## begin

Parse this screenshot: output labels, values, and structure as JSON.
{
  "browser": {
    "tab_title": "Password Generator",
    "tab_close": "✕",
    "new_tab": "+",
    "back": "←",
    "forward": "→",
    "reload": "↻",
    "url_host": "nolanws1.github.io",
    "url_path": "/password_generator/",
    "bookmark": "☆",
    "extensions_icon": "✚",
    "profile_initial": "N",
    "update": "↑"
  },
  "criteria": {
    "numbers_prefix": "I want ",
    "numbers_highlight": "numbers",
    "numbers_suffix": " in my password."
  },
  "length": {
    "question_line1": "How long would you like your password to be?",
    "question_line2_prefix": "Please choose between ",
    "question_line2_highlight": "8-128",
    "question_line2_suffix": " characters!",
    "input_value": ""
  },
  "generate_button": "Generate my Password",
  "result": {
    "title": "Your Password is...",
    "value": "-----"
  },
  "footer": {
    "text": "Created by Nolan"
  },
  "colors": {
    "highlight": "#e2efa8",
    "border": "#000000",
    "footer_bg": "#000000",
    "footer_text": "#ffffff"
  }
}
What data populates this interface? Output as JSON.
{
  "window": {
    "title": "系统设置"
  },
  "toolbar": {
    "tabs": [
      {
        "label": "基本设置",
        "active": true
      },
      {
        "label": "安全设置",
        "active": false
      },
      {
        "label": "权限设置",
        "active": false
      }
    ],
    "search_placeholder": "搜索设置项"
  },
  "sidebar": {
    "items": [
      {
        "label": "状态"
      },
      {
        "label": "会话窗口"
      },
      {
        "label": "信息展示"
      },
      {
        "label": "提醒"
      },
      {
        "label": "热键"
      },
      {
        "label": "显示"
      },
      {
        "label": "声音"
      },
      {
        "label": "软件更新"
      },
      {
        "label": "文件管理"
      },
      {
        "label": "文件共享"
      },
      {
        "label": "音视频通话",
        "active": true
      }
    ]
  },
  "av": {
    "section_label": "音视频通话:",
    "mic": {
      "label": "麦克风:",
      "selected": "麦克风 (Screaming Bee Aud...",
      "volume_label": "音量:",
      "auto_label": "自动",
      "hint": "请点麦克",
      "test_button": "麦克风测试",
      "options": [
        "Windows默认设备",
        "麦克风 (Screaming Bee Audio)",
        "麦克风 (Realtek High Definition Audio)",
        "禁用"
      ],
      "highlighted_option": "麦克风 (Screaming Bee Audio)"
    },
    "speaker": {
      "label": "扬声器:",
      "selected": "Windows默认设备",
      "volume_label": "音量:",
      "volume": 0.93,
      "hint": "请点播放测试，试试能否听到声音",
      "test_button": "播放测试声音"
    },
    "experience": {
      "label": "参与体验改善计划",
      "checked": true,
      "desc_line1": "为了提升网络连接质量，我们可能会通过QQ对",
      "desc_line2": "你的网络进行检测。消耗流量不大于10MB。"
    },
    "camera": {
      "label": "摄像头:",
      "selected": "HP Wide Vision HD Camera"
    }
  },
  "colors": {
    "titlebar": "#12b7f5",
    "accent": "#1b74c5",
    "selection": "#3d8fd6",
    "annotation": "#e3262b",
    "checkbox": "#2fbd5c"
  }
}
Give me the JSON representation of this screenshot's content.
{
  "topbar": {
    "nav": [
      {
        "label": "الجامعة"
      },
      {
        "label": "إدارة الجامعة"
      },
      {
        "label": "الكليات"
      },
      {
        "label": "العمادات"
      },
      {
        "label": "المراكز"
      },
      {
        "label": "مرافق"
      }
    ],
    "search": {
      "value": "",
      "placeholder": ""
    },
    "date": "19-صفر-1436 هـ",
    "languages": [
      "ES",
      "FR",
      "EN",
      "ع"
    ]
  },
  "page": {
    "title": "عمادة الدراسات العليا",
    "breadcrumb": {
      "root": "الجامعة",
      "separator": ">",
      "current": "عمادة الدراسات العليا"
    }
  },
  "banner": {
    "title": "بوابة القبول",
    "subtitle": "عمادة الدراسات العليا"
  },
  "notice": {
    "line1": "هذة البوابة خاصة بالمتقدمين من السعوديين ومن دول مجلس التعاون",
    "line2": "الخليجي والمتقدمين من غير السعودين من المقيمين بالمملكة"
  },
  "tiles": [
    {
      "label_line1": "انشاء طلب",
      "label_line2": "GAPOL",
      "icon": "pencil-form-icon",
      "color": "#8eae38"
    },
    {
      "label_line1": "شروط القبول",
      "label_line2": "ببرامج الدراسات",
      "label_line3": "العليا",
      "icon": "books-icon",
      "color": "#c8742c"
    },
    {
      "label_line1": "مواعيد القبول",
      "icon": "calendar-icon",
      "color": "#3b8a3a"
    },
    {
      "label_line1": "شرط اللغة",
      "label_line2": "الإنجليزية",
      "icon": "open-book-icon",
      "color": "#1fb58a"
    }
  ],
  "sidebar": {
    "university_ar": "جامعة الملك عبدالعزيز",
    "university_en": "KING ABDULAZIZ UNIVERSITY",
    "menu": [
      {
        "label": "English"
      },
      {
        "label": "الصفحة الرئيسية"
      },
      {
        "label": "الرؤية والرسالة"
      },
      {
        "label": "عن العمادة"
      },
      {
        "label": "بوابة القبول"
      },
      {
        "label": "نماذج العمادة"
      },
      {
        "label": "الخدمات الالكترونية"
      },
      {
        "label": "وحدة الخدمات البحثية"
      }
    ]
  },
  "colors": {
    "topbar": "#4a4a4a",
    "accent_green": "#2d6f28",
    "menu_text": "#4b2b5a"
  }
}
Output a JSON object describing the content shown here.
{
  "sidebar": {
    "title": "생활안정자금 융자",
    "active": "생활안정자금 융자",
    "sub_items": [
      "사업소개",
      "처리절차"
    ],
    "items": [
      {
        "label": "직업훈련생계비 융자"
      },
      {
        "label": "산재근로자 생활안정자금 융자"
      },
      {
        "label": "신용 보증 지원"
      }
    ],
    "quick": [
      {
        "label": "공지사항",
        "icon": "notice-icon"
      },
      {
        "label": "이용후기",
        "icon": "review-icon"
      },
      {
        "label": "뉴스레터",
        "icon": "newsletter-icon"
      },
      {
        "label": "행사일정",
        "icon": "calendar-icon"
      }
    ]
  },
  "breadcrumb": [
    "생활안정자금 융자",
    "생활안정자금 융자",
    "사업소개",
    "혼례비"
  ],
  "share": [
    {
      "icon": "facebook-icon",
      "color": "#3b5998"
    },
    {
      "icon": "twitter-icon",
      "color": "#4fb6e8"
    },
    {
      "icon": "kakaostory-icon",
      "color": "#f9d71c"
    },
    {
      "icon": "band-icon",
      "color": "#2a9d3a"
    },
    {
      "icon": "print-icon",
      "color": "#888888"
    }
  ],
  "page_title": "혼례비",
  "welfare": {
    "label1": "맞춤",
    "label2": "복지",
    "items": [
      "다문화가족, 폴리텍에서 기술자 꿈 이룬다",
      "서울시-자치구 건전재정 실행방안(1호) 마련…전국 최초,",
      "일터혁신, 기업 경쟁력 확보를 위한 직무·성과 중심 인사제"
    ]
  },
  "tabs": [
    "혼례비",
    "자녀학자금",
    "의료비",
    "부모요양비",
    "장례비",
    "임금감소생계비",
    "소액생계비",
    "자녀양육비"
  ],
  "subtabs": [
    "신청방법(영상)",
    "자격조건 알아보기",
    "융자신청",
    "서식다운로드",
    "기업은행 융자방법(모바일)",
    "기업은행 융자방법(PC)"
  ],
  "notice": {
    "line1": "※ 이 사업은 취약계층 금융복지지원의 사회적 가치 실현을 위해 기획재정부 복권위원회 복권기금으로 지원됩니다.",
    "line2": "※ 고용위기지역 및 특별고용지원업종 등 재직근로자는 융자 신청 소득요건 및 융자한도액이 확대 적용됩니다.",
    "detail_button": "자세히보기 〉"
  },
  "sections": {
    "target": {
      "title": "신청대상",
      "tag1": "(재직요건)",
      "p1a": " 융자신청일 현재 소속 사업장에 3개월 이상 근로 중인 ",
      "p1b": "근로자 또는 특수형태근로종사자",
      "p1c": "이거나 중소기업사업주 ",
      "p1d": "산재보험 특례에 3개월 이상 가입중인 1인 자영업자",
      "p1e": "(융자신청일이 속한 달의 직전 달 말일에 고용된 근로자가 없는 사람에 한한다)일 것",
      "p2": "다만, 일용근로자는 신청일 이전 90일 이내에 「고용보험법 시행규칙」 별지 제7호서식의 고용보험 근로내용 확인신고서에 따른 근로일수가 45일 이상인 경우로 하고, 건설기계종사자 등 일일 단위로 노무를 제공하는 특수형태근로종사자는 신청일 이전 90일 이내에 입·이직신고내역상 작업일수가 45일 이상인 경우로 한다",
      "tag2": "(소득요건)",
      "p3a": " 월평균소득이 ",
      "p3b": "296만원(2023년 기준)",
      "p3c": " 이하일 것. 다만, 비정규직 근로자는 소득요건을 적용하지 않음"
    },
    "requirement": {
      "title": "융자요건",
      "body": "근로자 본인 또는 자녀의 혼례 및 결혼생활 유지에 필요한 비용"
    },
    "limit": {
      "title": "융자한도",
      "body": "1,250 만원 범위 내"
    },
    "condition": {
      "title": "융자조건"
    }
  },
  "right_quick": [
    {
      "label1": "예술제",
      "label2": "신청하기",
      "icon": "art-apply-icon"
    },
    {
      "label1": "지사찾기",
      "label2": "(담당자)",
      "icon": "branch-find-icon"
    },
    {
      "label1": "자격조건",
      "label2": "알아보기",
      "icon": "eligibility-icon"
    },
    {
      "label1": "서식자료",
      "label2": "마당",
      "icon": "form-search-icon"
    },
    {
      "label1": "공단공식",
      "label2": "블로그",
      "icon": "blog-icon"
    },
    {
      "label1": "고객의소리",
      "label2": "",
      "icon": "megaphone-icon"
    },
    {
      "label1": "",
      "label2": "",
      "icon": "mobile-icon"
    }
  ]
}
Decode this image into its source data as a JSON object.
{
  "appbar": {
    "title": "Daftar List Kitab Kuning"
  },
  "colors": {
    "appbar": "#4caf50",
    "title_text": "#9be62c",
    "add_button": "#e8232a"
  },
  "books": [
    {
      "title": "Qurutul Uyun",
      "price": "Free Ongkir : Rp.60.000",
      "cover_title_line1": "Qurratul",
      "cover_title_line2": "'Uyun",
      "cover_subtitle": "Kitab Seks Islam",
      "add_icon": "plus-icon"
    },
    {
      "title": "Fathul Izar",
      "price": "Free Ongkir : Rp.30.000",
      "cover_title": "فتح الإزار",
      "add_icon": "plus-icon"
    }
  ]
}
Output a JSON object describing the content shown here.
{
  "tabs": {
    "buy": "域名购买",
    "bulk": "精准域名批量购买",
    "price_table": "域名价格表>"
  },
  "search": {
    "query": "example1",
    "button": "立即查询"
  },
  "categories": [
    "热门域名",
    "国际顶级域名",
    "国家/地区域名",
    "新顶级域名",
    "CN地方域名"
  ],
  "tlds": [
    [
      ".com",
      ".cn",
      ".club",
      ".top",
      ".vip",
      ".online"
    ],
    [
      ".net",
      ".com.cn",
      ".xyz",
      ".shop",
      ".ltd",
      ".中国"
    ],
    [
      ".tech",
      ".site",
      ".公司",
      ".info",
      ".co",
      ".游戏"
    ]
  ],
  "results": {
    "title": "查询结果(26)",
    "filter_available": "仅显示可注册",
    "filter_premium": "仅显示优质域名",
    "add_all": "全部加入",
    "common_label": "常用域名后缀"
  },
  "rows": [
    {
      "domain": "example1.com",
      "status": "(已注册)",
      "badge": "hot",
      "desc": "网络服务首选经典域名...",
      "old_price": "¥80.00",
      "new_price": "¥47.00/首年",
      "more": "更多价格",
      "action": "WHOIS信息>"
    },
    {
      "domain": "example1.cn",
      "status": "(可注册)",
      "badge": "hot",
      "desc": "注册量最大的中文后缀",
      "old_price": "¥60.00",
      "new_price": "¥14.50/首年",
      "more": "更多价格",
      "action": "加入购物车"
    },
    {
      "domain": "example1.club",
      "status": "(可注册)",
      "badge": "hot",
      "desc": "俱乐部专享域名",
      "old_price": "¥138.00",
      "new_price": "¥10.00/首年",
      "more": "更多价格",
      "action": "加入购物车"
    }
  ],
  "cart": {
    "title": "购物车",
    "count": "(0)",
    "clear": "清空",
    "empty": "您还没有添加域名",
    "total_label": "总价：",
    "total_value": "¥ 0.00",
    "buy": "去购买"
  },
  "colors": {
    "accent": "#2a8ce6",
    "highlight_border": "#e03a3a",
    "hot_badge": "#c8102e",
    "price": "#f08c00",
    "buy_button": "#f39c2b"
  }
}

## end

EXERCISE INSTRUCTIONS = Give every line of the material that includes the string "Kitab".

REPLY =
    "title": "Daftar List Kitab Kuning"
      "cover_subtitle": "Kitab Seks Islam",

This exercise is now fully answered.